Scan the entries below. List each line with "value".

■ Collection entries
*** Begin section ***

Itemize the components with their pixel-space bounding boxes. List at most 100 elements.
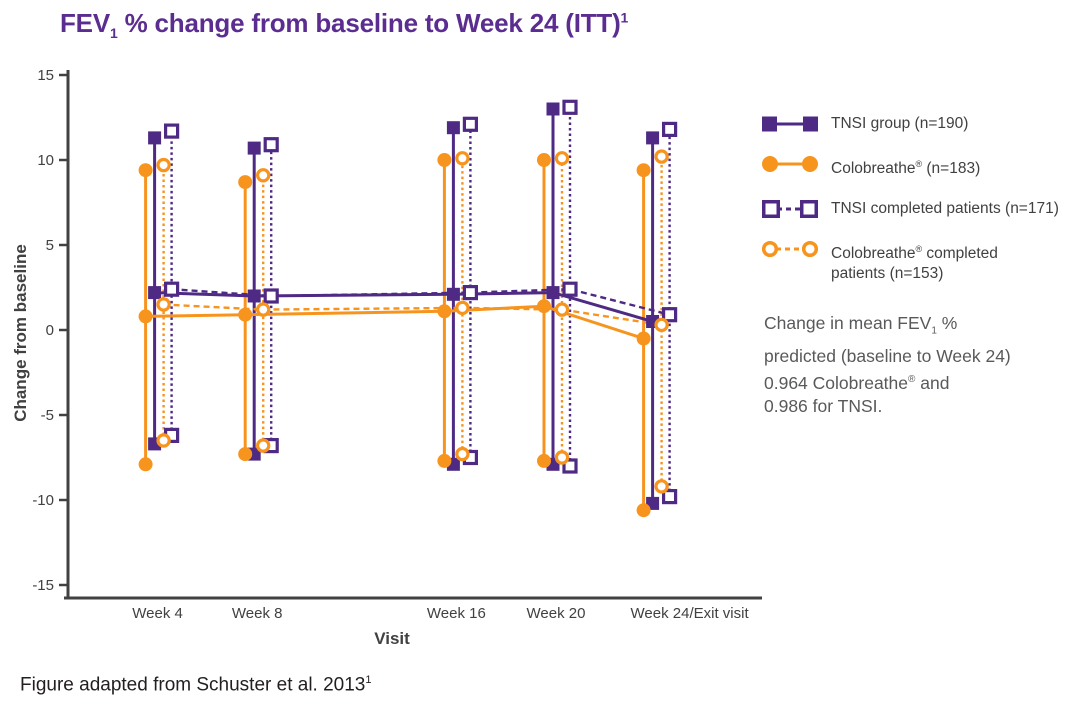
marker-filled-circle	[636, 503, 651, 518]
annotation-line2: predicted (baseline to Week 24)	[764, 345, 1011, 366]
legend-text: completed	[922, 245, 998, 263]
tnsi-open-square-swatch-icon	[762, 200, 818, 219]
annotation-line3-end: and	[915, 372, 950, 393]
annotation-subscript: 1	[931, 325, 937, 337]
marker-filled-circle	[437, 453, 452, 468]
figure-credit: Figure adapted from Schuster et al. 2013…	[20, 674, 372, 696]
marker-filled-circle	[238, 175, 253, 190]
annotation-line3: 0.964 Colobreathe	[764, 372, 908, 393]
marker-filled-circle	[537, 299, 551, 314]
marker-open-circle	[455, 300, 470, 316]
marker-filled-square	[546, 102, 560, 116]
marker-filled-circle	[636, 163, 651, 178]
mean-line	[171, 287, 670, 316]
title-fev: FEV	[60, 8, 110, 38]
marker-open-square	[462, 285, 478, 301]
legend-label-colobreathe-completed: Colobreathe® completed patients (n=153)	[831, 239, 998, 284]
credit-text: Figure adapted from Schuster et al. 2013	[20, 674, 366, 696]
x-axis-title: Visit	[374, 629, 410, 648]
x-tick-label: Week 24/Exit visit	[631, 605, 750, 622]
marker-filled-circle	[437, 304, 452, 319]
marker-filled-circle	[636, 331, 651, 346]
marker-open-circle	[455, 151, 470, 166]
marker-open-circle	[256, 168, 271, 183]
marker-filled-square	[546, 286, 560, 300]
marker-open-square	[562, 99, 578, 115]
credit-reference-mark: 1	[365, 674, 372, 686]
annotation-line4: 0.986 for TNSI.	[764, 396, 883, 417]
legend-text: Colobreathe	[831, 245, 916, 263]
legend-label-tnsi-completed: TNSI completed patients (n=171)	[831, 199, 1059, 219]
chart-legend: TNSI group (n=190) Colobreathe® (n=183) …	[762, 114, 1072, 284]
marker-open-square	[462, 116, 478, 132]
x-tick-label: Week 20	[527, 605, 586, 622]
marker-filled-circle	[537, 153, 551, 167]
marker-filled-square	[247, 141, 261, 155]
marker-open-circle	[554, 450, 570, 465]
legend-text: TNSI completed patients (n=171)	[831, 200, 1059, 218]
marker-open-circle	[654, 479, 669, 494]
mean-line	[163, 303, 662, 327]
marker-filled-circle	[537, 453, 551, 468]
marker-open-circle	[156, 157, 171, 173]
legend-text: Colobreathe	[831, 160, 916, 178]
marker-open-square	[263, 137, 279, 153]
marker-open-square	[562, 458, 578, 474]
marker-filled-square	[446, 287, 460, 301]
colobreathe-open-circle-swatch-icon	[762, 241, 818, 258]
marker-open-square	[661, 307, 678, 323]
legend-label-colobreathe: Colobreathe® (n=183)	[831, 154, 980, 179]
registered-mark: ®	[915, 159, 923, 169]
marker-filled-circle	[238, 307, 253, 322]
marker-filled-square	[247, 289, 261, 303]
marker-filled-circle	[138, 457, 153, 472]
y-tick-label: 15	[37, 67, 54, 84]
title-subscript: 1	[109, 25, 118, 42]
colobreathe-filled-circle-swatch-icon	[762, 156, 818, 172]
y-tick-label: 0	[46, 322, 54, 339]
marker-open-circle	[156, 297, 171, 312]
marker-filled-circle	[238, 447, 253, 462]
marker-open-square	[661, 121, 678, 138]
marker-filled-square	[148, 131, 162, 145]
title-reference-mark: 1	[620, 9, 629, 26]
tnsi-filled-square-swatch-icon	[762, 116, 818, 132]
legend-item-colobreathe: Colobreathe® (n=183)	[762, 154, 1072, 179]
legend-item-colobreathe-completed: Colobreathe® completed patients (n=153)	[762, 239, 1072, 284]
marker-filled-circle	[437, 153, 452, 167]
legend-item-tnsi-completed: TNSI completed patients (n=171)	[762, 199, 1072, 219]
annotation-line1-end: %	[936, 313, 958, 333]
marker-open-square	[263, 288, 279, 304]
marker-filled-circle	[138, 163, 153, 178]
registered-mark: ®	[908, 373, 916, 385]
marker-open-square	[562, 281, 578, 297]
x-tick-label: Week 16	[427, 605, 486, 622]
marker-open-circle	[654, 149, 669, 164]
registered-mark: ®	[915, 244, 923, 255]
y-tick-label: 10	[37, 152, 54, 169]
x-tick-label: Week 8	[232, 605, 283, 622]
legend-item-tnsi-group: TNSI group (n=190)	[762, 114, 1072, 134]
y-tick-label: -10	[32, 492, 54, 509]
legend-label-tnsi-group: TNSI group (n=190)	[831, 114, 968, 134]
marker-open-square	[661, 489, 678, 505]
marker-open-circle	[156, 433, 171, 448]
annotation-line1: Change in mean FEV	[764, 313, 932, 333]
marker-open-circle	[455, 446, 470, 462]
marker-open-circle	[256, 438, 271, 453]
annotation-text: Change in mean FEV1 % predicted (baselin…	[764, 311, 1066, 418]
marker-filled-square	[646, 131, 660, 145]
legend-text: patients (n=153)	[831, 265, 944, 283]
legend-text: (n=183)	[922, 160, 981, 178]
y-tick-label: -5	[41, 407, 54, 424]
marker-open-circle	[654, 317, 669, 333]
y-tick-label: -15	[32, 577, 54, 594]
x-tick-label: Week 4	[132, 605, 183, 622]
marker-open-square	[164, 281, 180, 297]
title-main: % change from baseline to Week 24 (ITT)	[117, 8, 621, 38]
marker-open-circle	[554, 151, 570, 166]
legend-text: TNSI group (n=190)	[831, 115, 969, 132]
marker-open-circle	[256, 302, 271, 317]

*** End section ***
*** Begin section ***

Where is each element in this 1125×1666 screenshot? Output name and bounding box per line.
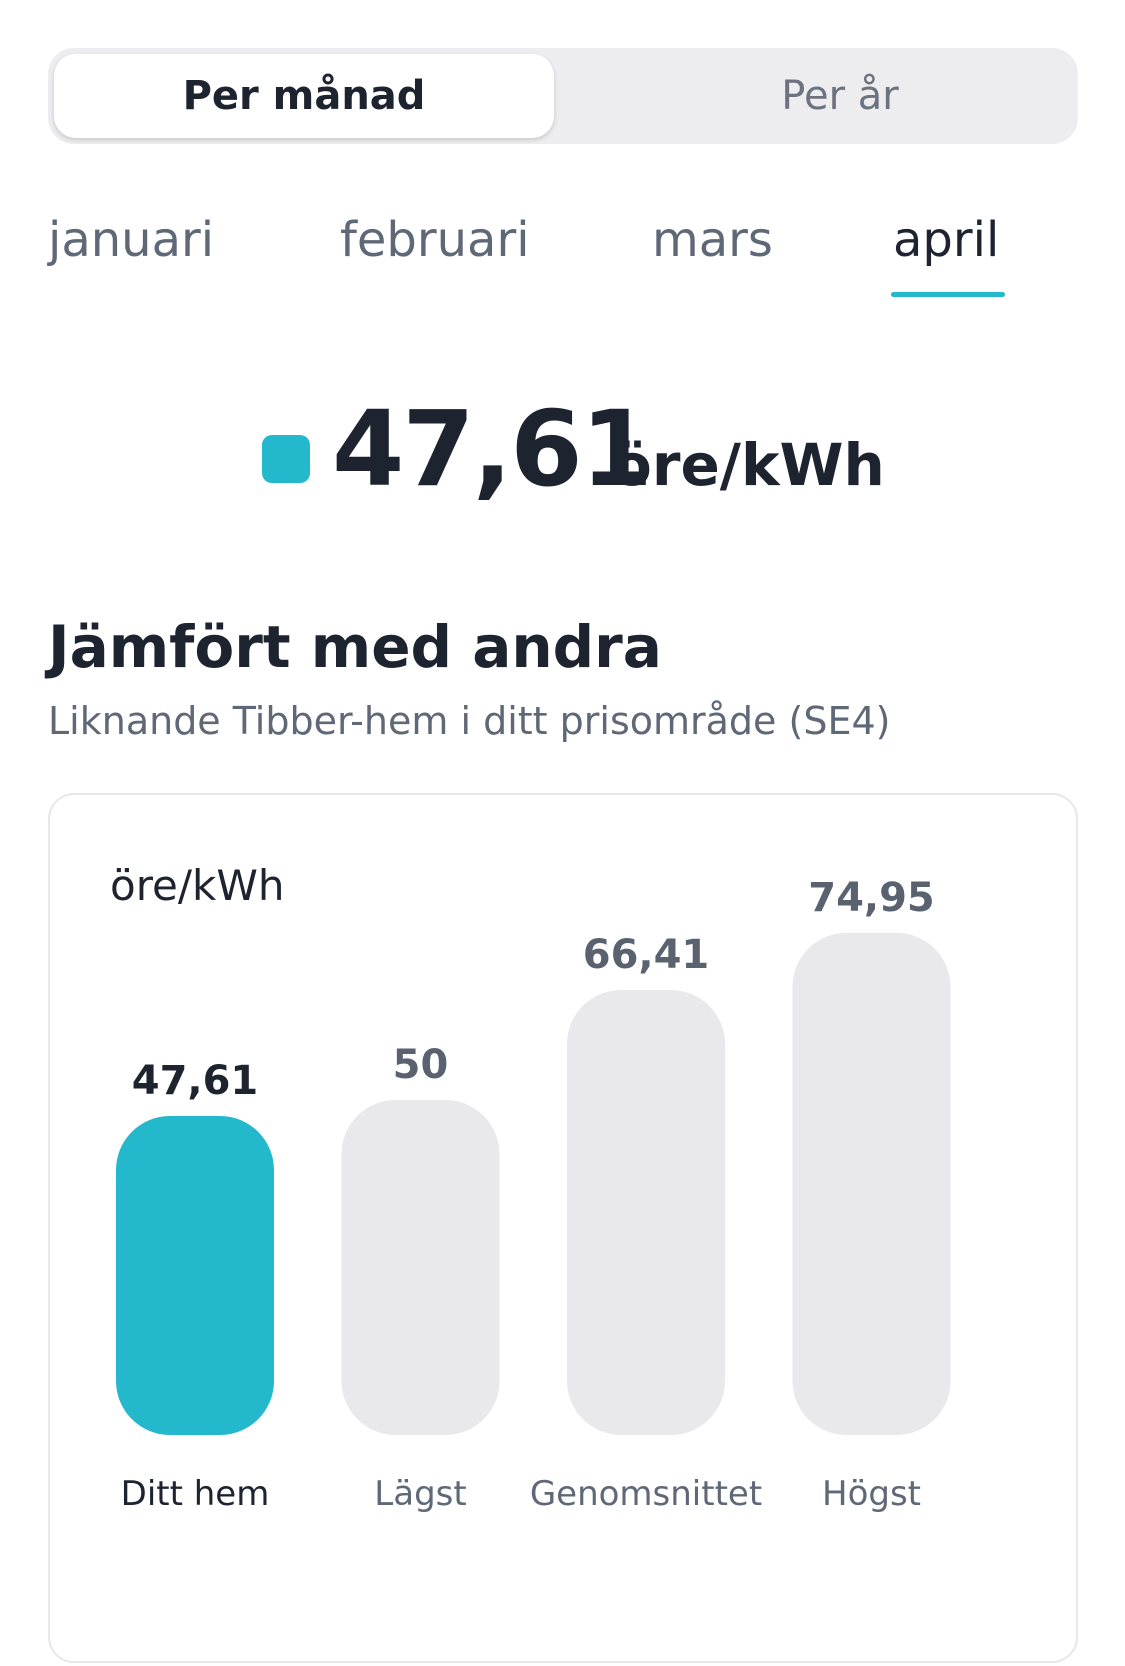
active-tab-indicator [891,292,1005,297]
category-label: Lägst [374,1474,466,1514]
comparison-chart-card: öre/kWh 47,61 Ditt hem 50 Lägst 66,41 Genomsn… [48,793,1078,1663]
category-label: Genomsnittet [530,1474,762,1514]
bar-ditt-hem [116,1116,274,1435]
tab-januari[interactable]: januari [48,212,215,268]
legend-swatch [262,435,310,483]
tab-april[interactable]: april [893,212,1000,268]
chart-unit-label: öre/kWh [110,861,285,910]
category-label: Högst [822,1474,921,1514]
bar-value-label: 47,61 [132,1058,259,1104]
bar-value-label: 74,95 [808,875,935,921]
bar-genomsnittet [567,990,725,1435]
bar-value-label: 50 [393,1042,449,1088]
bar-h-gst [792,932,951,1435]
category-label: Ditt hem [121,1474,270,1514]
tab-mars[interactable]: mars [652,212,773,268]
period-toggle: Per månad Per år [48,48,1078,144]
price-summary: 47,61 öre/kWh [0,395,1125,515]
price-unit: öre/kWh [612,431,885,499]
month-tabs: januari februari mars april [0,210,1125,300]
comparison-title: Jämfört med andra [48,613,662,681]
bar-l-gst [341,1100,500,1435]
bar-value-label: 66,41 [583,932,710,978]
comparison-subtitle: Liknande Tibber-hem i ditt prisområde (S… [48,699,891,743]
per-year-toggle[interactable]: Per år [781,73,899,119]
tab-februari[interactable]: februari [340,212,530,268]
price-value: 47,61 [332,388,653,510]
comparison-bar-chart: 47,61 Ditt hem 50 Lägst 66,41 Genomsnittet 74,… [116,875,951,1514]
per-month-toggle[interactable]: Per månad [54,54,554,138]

*** End section ***

■ ANSWER SECTION
bar-value-label: 47,61 [132,1058,259,1104]
bar-value-label: 74,95 [808,875,935,921]
bar-value-label: 50 [393,1042,449,1088]
bar-value-label: 66,41 [583,932,710,978]
price-value: 47,61 [332,388,653,510]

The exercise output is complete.